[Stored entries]

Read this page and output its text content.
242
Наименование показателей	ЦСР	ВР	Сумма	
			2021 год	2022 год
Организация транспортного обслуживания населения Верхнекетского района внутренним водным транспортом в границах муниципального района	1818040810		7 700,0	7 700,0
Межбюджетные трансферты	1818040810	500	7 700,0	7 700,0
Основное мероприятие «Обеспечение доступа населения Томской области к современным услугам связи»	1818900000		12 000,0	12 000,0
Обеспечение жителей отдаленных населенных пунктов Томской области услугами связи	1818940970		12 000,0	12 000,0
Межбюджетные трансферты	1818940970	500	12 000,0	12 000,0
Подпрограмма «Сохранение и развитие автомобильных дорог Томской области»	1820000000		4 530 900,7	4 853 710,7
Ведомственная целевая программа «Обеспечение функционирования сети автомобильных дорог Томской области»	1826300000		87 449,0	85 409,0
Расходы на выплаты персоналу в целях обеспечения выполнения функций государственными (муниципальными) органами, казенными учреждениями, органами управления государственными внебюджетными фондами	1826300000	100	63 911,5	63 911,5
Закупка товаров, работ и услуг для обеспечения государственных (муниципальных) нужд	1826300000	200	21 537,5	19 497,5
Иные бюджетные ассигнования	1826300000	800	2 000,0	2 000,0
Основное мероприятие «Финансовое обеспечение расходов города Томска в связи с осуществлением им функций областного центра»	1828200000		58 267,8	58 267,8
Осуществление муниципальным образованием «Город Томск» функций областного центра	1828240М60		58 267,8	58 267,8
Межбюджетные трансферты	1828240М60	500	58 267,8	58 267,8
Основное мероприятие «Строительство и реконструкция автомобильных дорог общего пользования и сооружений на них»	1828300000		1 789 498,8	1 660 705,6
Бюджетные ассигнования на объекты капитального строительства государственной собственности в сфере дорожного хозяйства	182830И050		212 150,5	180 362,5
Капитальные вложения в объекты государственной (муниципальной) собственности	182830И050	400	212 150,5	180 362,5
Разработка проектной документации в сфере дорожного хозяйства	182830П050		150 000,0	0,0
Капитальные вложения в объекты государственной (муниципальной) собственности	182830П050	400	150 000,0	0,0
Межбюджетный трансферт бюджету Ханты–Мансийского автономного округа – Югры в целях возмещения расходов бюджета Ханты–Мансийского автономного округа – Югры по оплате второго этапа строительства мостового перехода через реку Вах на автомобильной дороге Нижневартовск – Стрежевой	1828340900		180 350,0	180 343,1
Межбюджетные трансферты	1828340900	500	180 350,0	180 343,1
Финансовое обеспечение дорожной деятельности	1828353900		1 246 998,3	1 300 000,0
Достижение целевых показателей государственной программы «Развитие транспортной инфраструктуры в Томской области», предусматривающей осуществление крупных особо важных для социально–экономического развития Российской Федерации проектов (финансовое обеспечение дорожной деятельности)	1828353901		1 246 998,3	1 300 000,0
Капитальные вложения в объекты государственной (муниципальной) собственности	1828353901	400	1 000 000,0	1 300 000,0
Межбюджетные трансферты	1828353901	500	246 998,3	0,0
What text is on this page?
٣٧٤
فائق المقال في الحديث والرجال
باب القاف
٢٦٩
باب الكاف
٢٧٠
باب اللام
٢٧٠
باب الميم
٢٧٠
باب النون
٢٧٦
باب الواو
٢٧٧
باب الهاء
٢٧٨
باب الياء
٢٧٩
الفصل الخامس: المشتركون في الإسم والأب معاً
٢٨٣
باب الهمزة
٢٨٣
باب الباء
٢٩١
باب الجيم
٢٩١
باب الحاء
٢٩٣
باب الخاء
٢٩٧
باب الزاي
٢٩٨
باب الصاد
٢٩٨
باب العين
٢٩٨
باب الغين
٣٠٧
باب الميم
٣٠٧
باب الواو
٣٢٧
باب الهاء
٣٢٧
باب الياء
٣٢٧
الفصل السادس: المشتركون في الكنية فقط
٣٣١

PROMPT:
Copy every line above in which the string "автомобильных" shows up.

FINAL RESULT:
Подпрограмма «Сохранение и развитие автомобильных дорог Томской области»	1820000000		4 530 900,7	4 853 710,7
Ведомственная целевая программа «Обеспечение функционирования сети автомобильных дорог Томской области»	1826300000		87 449,0	85 409,0
Основное мероприятие «Строительство и реконструкция автомобильных дорог общего пользования и сооружений на них»	1828300000		1 789 498,8	1 660 705,6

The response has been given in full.